— START OF AVAILABLE DATA —
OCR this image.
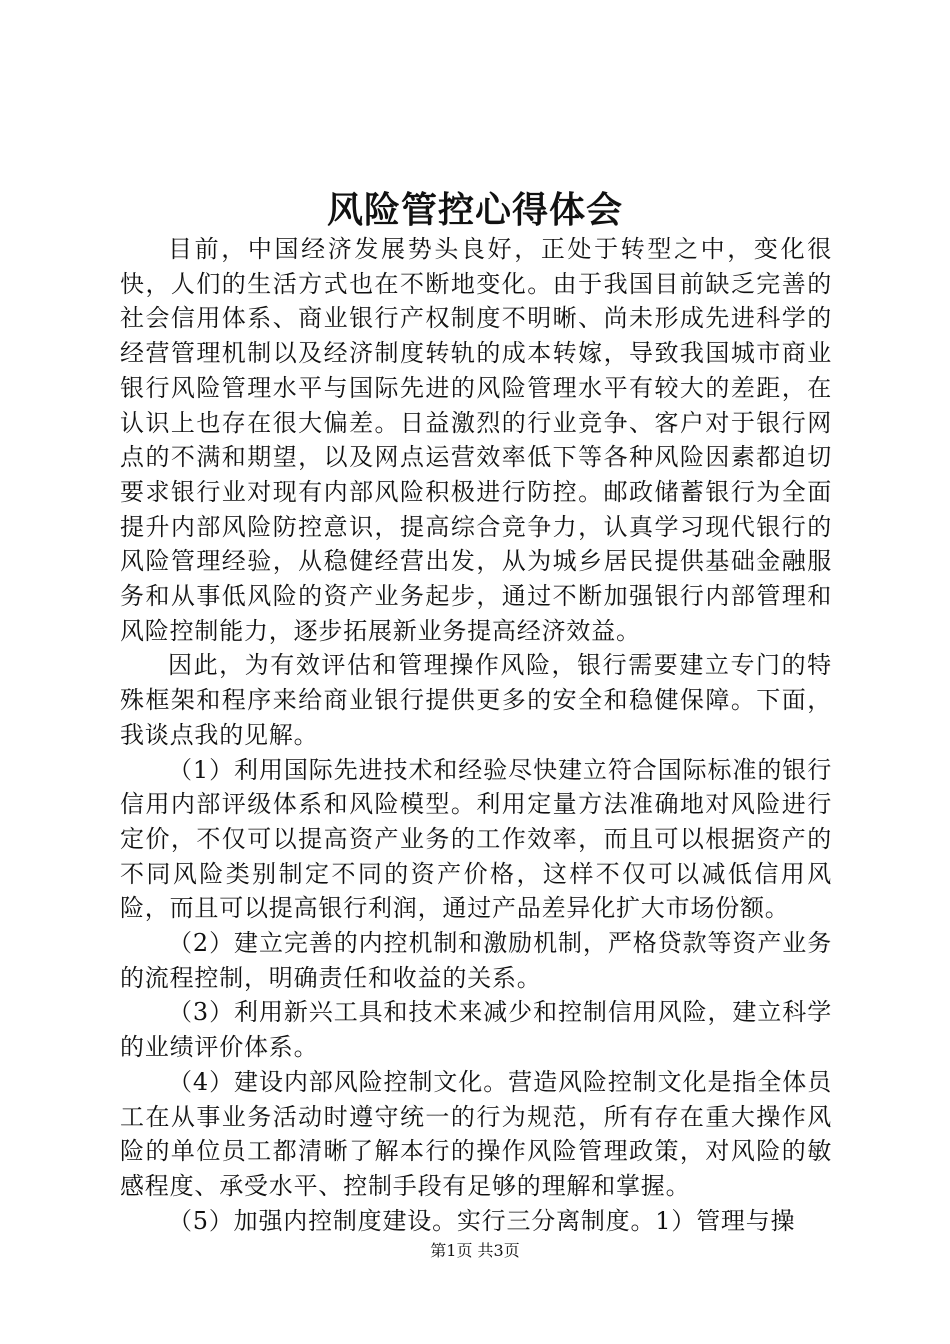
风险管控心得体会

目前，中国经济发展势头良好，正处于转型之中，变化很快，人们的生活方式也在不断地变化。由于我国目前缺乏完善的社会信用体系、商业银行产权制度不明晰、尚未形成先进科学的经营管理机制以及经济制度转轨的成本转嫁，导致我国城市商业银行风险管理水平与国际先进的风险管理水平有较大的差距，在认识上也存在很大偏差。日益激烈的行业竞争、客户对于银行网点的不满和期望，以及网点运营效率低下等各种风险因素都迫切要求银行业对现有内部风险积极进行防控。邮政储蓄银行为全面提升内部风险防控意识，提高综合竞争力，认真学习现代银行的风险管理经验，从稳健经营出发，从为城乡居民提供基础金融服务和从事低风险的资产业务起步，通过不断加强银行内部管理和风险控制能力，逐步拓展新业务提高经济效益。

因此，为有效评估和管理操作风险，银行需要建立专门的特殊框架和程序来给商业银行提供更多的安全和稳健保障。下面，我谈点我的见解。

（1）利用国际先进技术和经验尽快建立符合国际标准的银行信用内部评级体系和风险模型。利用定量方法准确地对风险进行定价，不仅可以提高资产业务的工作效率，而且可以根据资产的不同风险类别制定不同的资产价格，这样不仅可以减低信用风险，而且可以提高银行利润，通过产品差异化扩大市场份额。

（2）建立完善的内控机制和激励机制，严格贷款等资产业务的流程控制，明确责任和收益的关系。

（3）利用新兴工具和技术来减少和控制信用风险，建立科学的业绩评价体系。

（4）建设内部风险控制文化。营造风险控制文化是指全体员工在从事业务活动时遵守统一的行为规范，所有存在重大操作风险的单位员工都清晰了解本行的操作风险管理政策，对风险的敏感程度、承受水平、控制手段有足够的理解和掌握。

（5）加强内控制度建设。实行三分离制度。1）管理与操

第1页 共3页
— END OF AVAILABLE DATA —
→ WHAT TO PRODUCE: Please transcribe the material above exactly as written. Leave the pictures out.

→ RESPONSE BELOW:
OCR this image.
风险管控心得体会

目前，中国经济发展势头良好，正处于转型之中，变化很快，人们的生活方式也在不断地变化。由于我国目前缺乏完善的社会信用体系、商业银行产权制度不明晰、尚未形成先进科学的经营管理机制以及经济制度转轨的成本转嫁，导致我国城市商业银行风险管理水平与国际先进的风险管理水平有较大的差距，在认识上也存在很大偏差。日益激烈的行业竞争、客户对于银行网点的不满和期望，以及网点运营效率低下等各种风险因素都迫切要求银行业对现有内部风险积极进行防控。邮政储蓄银行为全面提升内部风险防控意识，提高综合竞争力，认真学习现代银行的风险管理经验，从稳健经营出发，从为城乡居民提供基础金融服务和从事低风险的资产业务起步，通过不断加强银行内部管理和风险控制能力，逐步拓展新业务提高经济效益。

因此，为有效评估和管理操作风险，银行需要建立专门的特殊框架和程序来给商业银行提供更多的安全和稳健保障。下面，我谈点我的见解。

（1）利用国际先进技术和经验尽快建立符合国际标准的银行信用内部评级体系和风险模型。利用定量方法准确地对风险进行定价，不仅可以提高资产业务的工作效率，而且可以根据资产的不同风险类别制定不同的资产价格，这样不仅可以减低信用风险，而且可以提高银行利润，通过产品差异化扩大市场份额。

（2）建立完善的内控机制和激励机制，严格贷款等资产业务的流程控制，明确责任和收益的关系。

（3）利用新兴工具和技术来减少和控制信用风险，建立科学的业绩评价体系。

（4）建设内部风险控制文化。营造风险控制文化是指全体员工在从事业务活动时遵守统一的行为规范，所有存在重大操作风险的单位员工都清晰了解本行的操作风险管理政策，对风险的敏感程度、承受水平、控制手段有足够的理解和掌握。

（5）加强内控制度建设。实行三分离制度。1）管理与操

第1页 共3页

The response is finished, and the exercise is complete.